#### Problem requirements:
Copy out the lines word for word, starting with the line that contains "shop-item-card: 限购0/1 60" and going on through the line that contains "puzzle-piece-icon xyxy=(323,634,337,648)".

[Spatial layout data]
---
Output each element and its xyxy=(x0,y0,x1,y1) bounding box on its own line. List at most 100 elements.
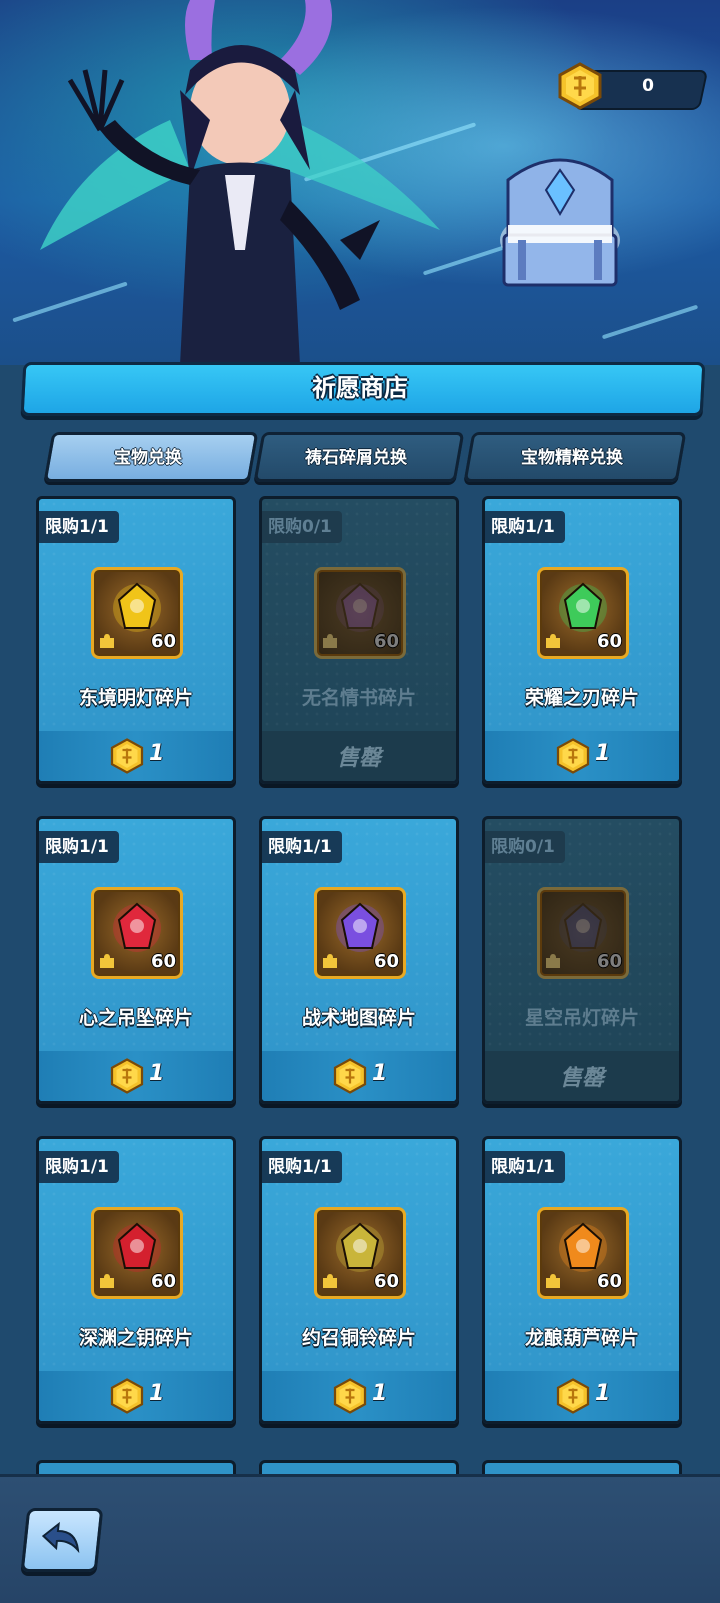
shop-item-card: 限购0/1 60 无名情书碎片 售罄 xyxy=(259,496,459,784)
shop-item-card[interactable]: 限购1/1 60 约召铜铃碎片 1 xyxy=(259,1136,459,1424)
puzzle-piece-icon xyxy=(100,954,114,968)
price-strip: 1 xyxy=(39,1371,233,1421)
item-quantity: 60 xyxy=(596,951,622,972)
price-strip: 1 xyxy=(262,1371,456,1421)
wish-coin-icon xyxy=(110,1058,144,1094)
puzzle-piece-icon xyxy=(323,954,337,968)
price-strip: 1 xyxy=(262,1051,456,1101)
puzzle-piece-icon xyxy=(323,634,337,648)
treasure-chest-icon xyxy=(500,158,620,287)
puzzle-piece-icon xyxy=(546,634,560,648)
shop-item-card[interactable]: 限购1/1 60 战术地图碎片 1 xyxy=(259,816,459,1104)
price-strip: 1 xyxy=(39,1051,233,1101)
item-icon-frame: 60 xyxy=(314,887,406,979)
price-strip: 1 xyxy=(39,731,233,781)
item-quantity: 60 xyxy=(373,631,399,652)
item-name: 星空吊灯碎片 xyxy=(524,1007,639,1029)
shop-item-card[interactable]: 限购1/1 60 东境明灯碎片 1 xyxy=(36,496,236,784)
---
#### Full solution:
shop-item-card: 限购0/1 60 无名情书碎片 售罄 xyxy=(259,496,459,784)
shop-item-card[interactable]: 限购1/1 60 约召铜铃碎片 1 xyxy=(259,1136,459,1424)
puzzle-piece-icon xyxy=(100,954,114,968)
price-strip: 1 xyxy=(39,1371,233,1421)
item-quantity: 60 xyxy=(596,951,622,972)
price-strip: 1 xyxy=(262,1371,456,1421)
wish-coin-icon xyxy=(110,1058,144,1094)
puzzle-piece-icon xyxy=(323,954,337,968)
price-strip: 1 xyxy=(262,1051,456,1101)
puzzle-piece-icon xyxy=(323,634,337,648)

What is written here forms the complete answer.